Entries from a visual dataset

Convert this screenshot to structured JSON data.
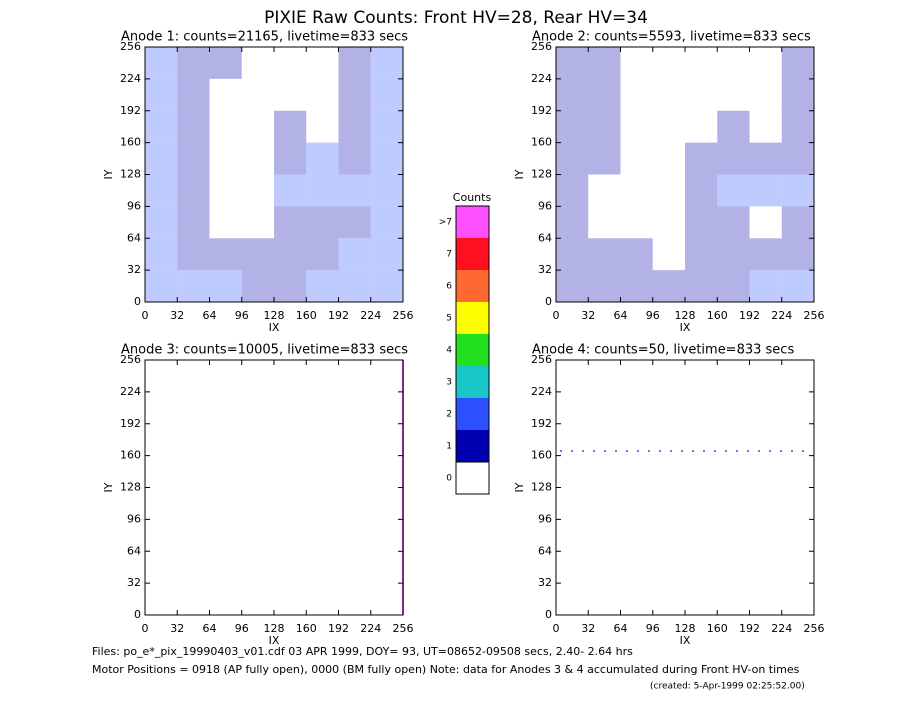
{
  "title": "PIXIE Raw Counts:  Front HV=28, Rear HV=34",
  "colorbar": {
    "title": "Counts",
    "labels": [
      ">7",
      7,
      6,
      5,
      4,
      3,
      2,
      1,
      0
    ],
    "colors": [
      "#ff50ff",
      "#ff1020",
      "#ff6830",
      "#ffff00",
      "#20e020",
      "#18c8c8",
      "#2a50ff",
      "#0000b0",
      "#ffffff"
    ]
  },
  "chart_data": [
    {
      "type": "heatmap",
      "title": "Anode 1: counts=21165, livetime=833 secs",
      "xlabel": "IX",
      "ylabel": "IY",
      "xlim": [
        0,
        256
      ],
      "ylim": [
        0,
        256
      ],
      "xticks": [
        0,
        32,
        64,
        96,
        128,
        160,
        192,
        224,
        256
      ],
      "yticks": [
        0,
        32,
        64,
        96,
        128,
        160,
        192,
        224,
        256
      ],
      "z": [
        [
          2,
          1,
          1,
          0,
          0,
          0,
          1,
          2
        ],
        [
          2,
          1,
          0,
          0,
          0,
          0,
          1,
          2
        ],
        [
          2,
          1,
          0,
          0,
          1,
          0,
          1,
          2
        ],
        [
          2,
          1,
          0,
          0,
          1,
          2,
          1,
          2
        ],
        [
          2,
          1,
          0,
          0,
          2,
          2,
          2,
          2
        ],
        [
          2,
          1,
          0,
          0,
          1,
          1,
          1,
          2
        ],
        [
          2,
          1,
          1,
          1,
          1,
          1,
          2,
          2
        ],
        [
          2,
          2,
          2,
          1,
          1,
          2,
          2,
          2
        ]
      ]
    },
    {
      "type": "heatmap",
      "title": "Anode 2: counts=5593, livetime=833 secs",
      "xlabel": "IX",
      "ylabel": "IY",
      "xlim": [
        0,
        256
      ],
      "ylim": [
        0,
        256
      ],
      "xticks": [
        0,
        32,
        64,
        96,
        128,
        160,
        192,
        224,
        256
      ],
      "yticks": [
        0,
        32,
        64,
        96,
        128,
        160,
        192,
        224,
        256
      ],
      "z": [
        [
          1,
          1,
          0,
          0,
          0,
          0,
          0,
          1
        ],
        [
          1,
          1,
          0,
          0,
          0,
          0,
          0,
          1
        ],
        [
          1,
          1,
          0,
          0,
          0,
          1,
          0,
          1
        ],
        [
          1,
          1,
          0,
          0,
          1,
          1,
          1,
          1
        ],
        [
          1,
          0,
          0,
          0,
          1,
          2,
          2,
          2
        ],
        [
          1,
          0,
          0,
          0,
          1,
          1,
          0,
          1
        ],
        [
          1,
          1,
          1,
          0,
          1,
          1,
          1,
          1
        ],
        [
          1,
          1,
          1,
          1,
          1,
          1,
          2,
          2
        ]
      ]
    },
    {
      "type": "heatmap",
      "title": "Anode 3: counts=10005, livetime=833 secs",
      "xlabel": "IX",
      "ylabel": "IY",
      "xlim": [
        0,
        256
      ],
      "ylim": [
        0,
        256
      ],
      "xticks": [
        0,
        32,
        64,
        96,
        128,
        160,
        192,
        224,
        256
      ],
      "yticks": [
        0,
        32,
        64,
        96,
        128,
        160,
        192,
        224,
        256
      ]
    },
    {
      "type": "heatmap",
      "title": "Anode 4: counts=50, livetime=833 secs",
      "xlabel": "IX",
      "ylabel": "IY",
      "xlim": [
        0,
        256
      ],
      "ylim": [
        0,
        256
      ],
      "xticks": [
        0,
        32,
        64,
        96,
        128,
        160,
        192,
        224,
        256
      ],
      "yticks": [
        0,
        32,
        64,
        96,
        128,
        160,
        192,
        224,
        256
      ]
    }
  ],
  "footer": [
    "Files: po_e*_pix_19990403_v01.cdf    03 APR 1999, DOY= 93, UT=08652-09508 secs,  2.40- 2.64 hrs",
    "Motor Positions = 0918 (AP fully open), 0000 (BM fully open)    Note: data for Anodes 3 & 4 accumulated during Front HV-on times",
    "(created:  5-Apr-1999 02:25:52.00)"
  ]
}
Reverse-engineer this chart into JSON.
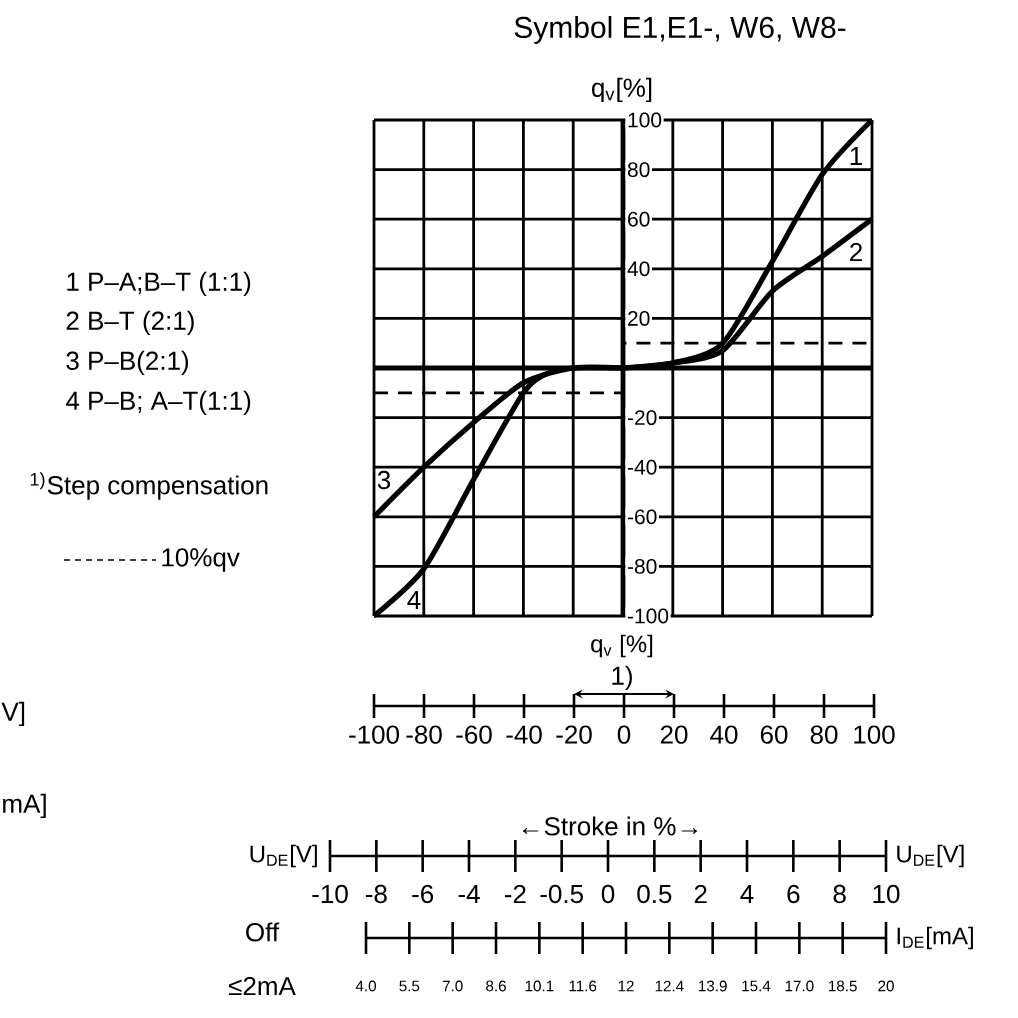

What this task involves:
Output nothing but the number of lines in the data containing the string "livetime".

Answer to the exercise:
4